EXERCISE DETAILS:
Exact reproduction of the data is required, with images excluded.

(Rows from a figure dataset)
━━━━

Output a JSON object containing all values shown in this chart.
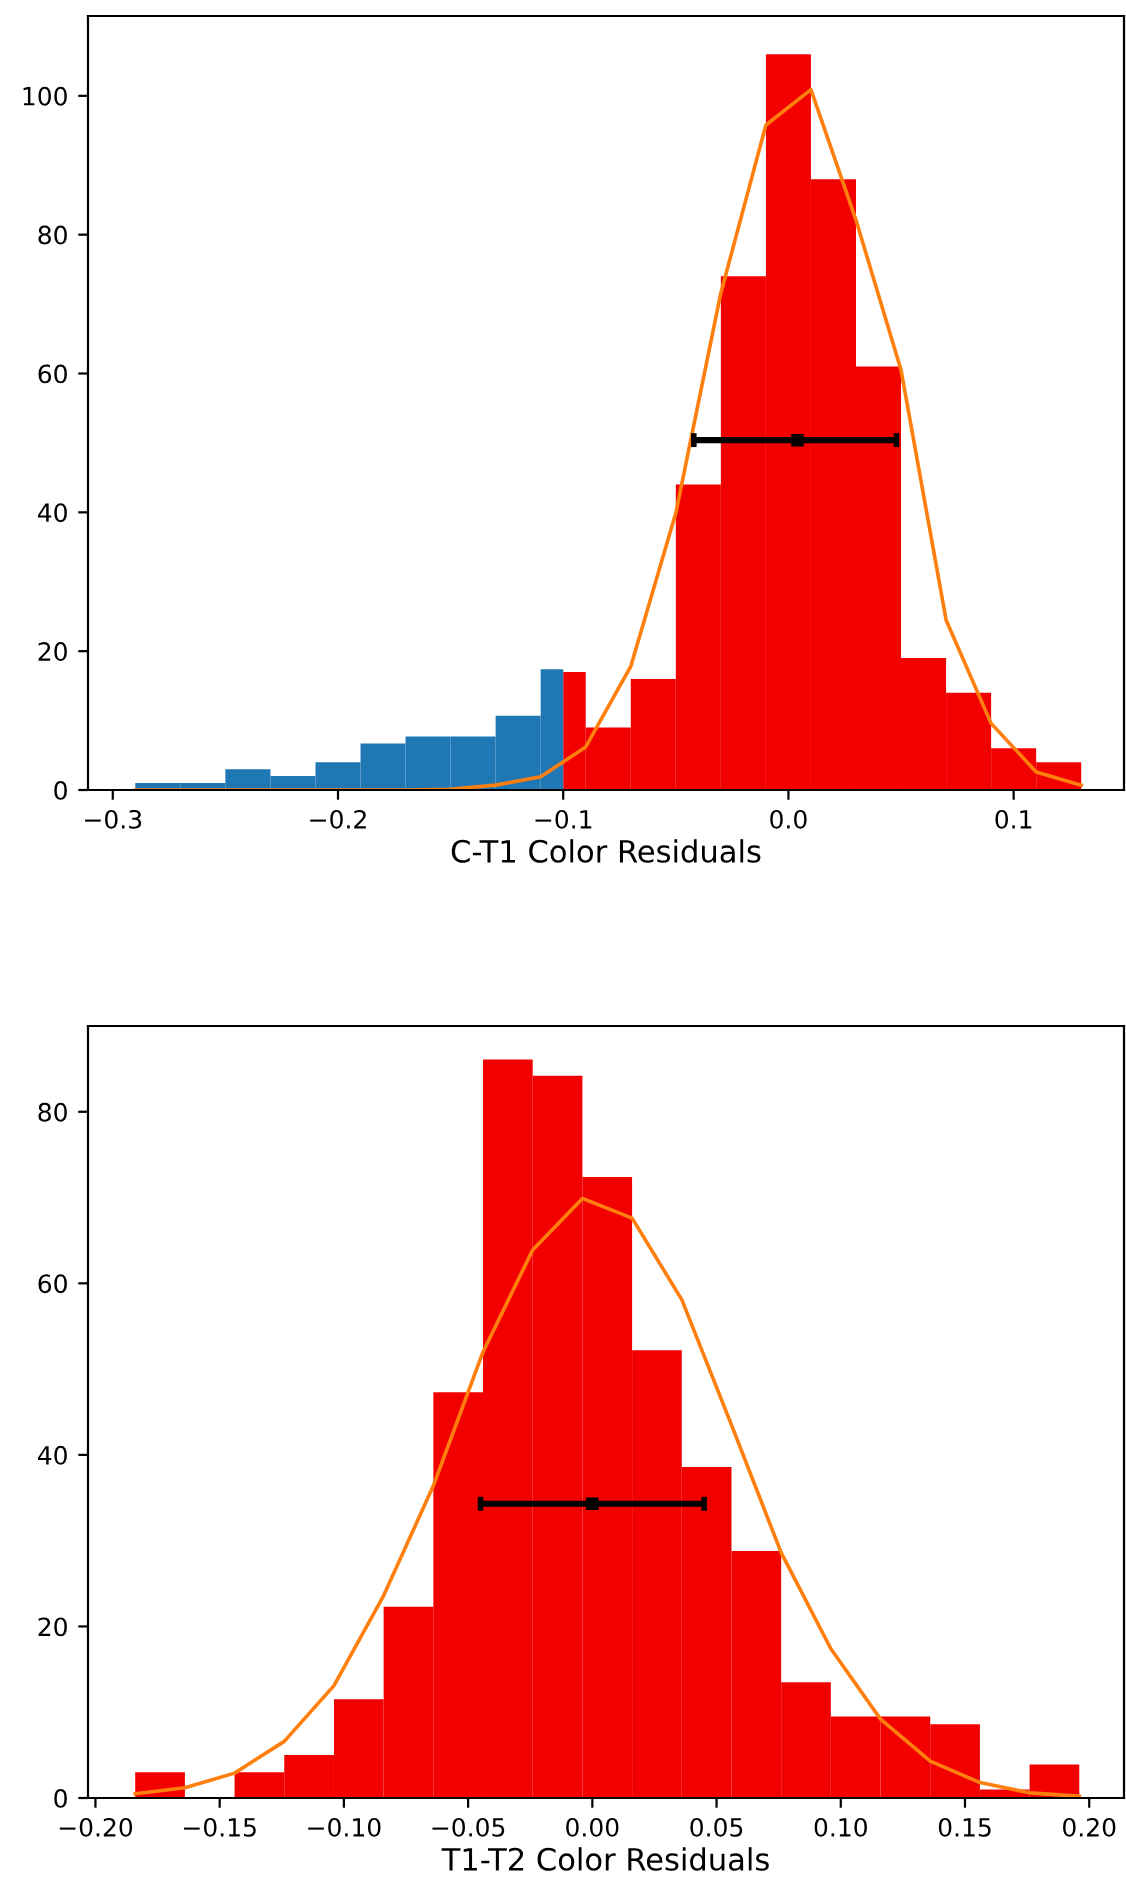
{
  "chart_data": [
    {
      "type": "histogram",
      "xlabel": "C-T1 Color Residuals",
      "xlim": [
        -0.311,
        0.149
      ],
      "ylim": [
        0,
        111.5
      ],
      "xticks": [
        {
          "value": -0.3,
          "label": "−0.3"
        },
        {
          "value": -0.2,
          "label": "−0.2"
        },
        {
          "value": -0.1,
          "label": "−0.1"
        },
        {
          "value": 0,
          "label": "0.0"
        },
        {
          "value": 0.1,
          "label": "0.1"
        }
      ],
      "yticks": [
        0,
        20,
        40,
        60,
        80,
        100
      ],
      "grid": false,
      "series": [
        {
          "color": "#f20000",
          "bins": [
            -0.1,
            -0.09,
            -0.07,
            -0.05,
            -0.03,
            -0.01,
            0.01,
            0.03,
            0.05,
            0.07,
            0.09,
            0.11,
            0.13
          ],
          "values": [
            17,
            9,
            16,
            44,
            74,
            106,
            88,
            61,
            19,
            14,
            6,
            4
          ]
        },
        {
          "color": "#1f77b4",
          "bins": [
            -0.29,
            -0.27,
            -0.25,
            -0.23,
            -0.21,
            -0.19,
            -0.17,
            -0.15,
            -0.13,
            -0.11,
            -0.1
          ],
          "values": [
            1,
            1,
            3,
            2,
            4,
            6.7,
            7.7,
            7.7,
            10.7,
            17.4
          ]
        },
        {
          "type": "line",
          "color": "#ff7f0e",
          "marker": "none",
          "line_style": "solid",
          "x": [
            -0.29,
            -0.27,
            -0.25,
            -0.23,
            -0.21,
            -0.19,
            -0.17,
            -0.15,
            -0.13,
            -0.11,
            -0.09,
            -0.07,
            -0.05,
            -0.03,
            -0.01,
            0.01,
            0.03,
            0.05,
            0.07,
            0.09,
            0.11,
            0.13
          ],
          "values": [
            0,
            0,
            0,
            0,
            0,
            0,
            0,
            0.1,
            0.7,
            1.9,
            6.2,
            17.8,
            39.9,
            71.6,
            95.8,
            100.9,
            82.1,
            60.5,
            24.5,
            9.6,
            2.6,
            0.7
          ]
        },
        {
          "type": "scatter",
          "color": "#000000",
          "marker": "square",
          "x": [
            0.004
          ],
          "values": [
            50.4
          ],
          "xerrors": [
            [
              -0.042,
              0.048
            ]
          ]
        }
      ]
    },
    {
      "type": "histogram",
      "xlabel": "T1-T2 Color Residuals",
      "xlim": [
        -0.203,
        0.214
      ],
      "ylim": [
        0,
        90
      ],
      "xticks": [
        {
          "value": -0.2,
          "label": "−0.20"
        },
        {
          "value": -0.15,
          "label": "−0.15"
        },
        {
          "value": -0.1,
          "label": "−0.10"
        },
        {
          "value": -0.05,
          "label": "−0.05"
        },
        {
          "value": 0,
          "label": "0.00"
        },
        {
          "value": 0.05,
          "label": "0.05"
        },
        {
          "value": 0.1,
          "label": "0.10"
        },
        {
          "value": 0.15,
          "label": "0.15"
        },
        {
          "value": 0.2,
          "label": "0.20"
        }
      ],
      "yticks": [
        0,
        20,
        40,
        60,
        80
      ],
      "grid": false,
      "series": [
        {
          "color": "#f20000",
          "bins": [
            -0.184,
            -0.164,
            -0.144,
            -0.124,
            -0.104,
            -0.084,
            -0.064,
            -0.044,
            -0.024,
            -0.004,
            0.016,
            0.036,
            0.056,
            0.076,
            0.096,
            0.116,
            0.136,
            0.156,
            0.176,
            0.196
          ],
          "values": [
            3,
            0,
            3,
            5,
            11.5,
            22.3,
            47.3,
            86.1,
            84.2,
            72.4,
            52.2,
            38.6,
            28.8,
            13.5,
            9.5,
            9.5,
            8.6,
            1,
            3.9
          ]
        },
        {
          "type": "line",
          "color": "#ff7f0e",
          "marker": "none",
          "line_style": "solid",
          "x": [
            -0.184,
            -0.164,
            -0.144,
            -0.124,
            -0.104,
            -0.084,
            -0.064,
            -0.044,
            -0.024,
            -0.004,
            0.016,
            0.036,
            0.056,
            0.076,
            0.096,
            0.116,
            0.136,
            0.156,
            0.176,
            0.196
          ],
          "values": [
            0.5,
            1.2,
            2.9,
            6.6,
            13.1,
            23.6,
            36.4,
            52,
            63.9,
            69.9,
            67.6,
            58.1,
            43.5,
            28.6,
            17.4,
            9.2,
            4.3,
            1.8,
            0.6,
            0.2
          ]
        },
        {
          "type": "scatter",
          "color": "#000000",
          "marker": "square",
          "x": [
            0.0
          ],
          "values": [
            34.3
          ],
          "xerrors": [
            0.045
          ]
        }
      ]
    }
  ]
}
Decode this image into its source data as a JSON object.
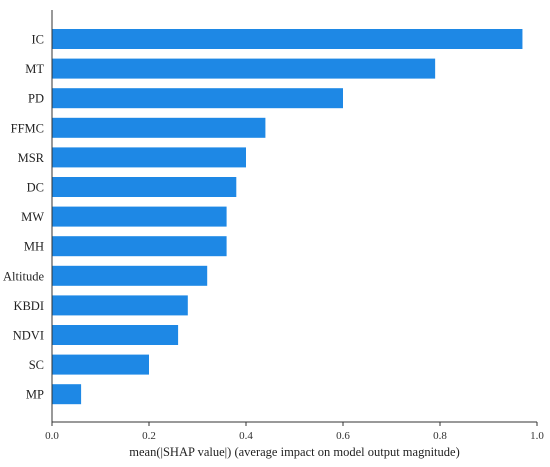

━━━━

EXERCISE RESPONSE:
Output a JSON object containing all values shown in this chart.
{
  "chart_data": [
    {
      "type": "histogram",
      "xlabel": "C-T1 Color Residuals",
      "xlim": [
        -0.311,
        0.149
      ],
      "ylim": [
        0,
        111.5
      ],
      "xticks": [
        {
          "value": -0.3,
          "label": "−0.3"
        },
        {
          "value": -0.2,
          "label": "−0.2"
        },
        {
          "value": -0.1,
          "label": "−0.1"
        },
        {
          "value": 0,
          "label": "0.0"
        },
        {
          "value": 0.1,
          "label": "0.1"
        }
      ],
      "yticks": [
        0,
        20,
        40,
        60,
        80,
        100
      ],
      "grid": false,
      "series": [
        {
          "color": "#f20000",
          "bins": [
            -0.1,
            -0.09,
            -0.07,
            -0.05,
            -0.03,
            -0.01,
            0.01,
            0.03,
            0.05,
            0.07,
            0.09,
            0.11,
            0.13
          ],
          "values": [
            17,
            9,
            16,
            44,
            74,
            106,
            88,
            61,
            19,
            14,
            6,
            4
          ]
        },
        {
          "color": "#1f77b4",
          "bins": [
            -0.29,
            -0.27,
            -0.25,
            -0.23,
            -0.21,
            -0.19,
            -0.17,
            -0.15,
            -0.13,
            -0.11,
            -0.1
          ],
          "values": [
            1,
            1,
            3,
            2,
            4,
            6.7,
            7.7,
            7.7,
            10.7,
            17.4
          ]
        },
        {
          "type": "line",
          "color": "#ff7f0e",
          "marker": "none",
          "line_style": "solid",
          "x": [
            -0.29,
            -0.27,
            -0.25,
            -0.23,
            -0.21,
            -0.19,
            -0.17,
            -0.15,
            -0.13,
            -0.11,
            -0.09,
            -0.07,
            -0.05,
            -0.03,
            -0.01,
            0.01,
            0.03,
            0.05,
            0.07,
            0.09,
            0.11,
            0.13
          ],
          "values": [
            0,
            0,
            0,
            0,
            0,
            0,
            0,
            0.1,
            0.7,
            1.9,
            6.2,
            17.8,
            39.9,
            71.6,
            95.8,
            100.9,
            82.1,
            60.5,
            24.5,
            9.6,
            2.6,
            0.7
          ]
        },
        {
          "type": "scatter",
          "color": "#000000",
          "marker": "square",
          "x": [
            0.004
          ],
          "values": [
            50.4
          ],
          "xerrors": [
            [
              -0.042,
              0.048
            ]
          ]
        }
      ]
    },
    {
      "type": "histogram",
      "xlabel": "T1-T2 Color Residuals",
      "xlim": [
        -0.203,
        0.214
      ],
      "ylim": [
        0,
        90
      ],
      "xticks": [
        {
          "value": -0.2,
          "label": "−0.20"
        },
        {
          "value": -0.15,
          "label": "−0.15"
        },
        {
          "value": -0.1,
          "label": "−0.10"
        },
        {
          "value": -0.05,
          "label": "−0.05"
        },
        {
          "value": 0,
          "label": "0.00"
        },
        {
          "value": 0.05,
          "label": "0.05"
        },
        {
          "value": 0.1,
          "label": "0.10"
        },
        {
          "value": 0.15,
          "label": "0.15"
        },
        {
          "value": 0.2,
          "label": "0.20"
        }
      ],
      "yticks": [
        0,
        20,
        40,
        60,
        80
      ],
      "grid": false,
      "series": [
        {
          "color": "#f20000",
          "bins": [
            -0.184,
            -0.164,
            -0.144,
            -0.124,
            -0.104,
            -0.084,
            -0.064,
            -0.044,
            -0.024,
            -0.004,
            0.016,
            0.036,
            0.056,
            0.076,
            0.096,
            0.116,
            0.136,
            0.156,
            0.176,
            0.196
          ],
          "values": [
            3,
            0,
            3,
            5,
            11.5,
            22.3,
            47.3,
            86.1,
            84.2,
            72.4,
            52.2,
            38.6,
            28.8,
            13.5,
            9.5,
            9.5,
            8.6,
            1,
            3.9
          ]
        },
        {
          "type": "line",
          "color": "#ff7f0e",
          "marker": "none",
          "line_style": "solid",
          "x": [
            -0.184,
            -0.164,
            -0.144,
            -0.124,
            -0.104,
            -0.084,
            -0.064,
            -0.044,
            -0.024,
            -0.004,
            0.016,
            0.036,
            0.056,
            0.076,
            0.096,
            0.116,
            0.136,
            0.156,
            0.176,
            0.196
          ],
          "values": [
            0.5,
            1.2,
            2.9,
            6.6,
            13.1,
            23.6,
            36.4,
            52,
            63.9,
            69.9,
            67.6,
            58.1,
            43.5,
            28.6,
            17.4,
            9.2,
            4.3,
            1.8,
            0.6,
            0.2
          ]
        },
        {
          "type": "scatter",
          "color": "#000000",
          "marker": "square",
          "x": [
            0.0
          ],
          "values": [
            34.3
          ],
          "xerrors": [
            0.045
          ]
        }
      ]
    }
  ]
}
Decode this image into its source data as a JSON object.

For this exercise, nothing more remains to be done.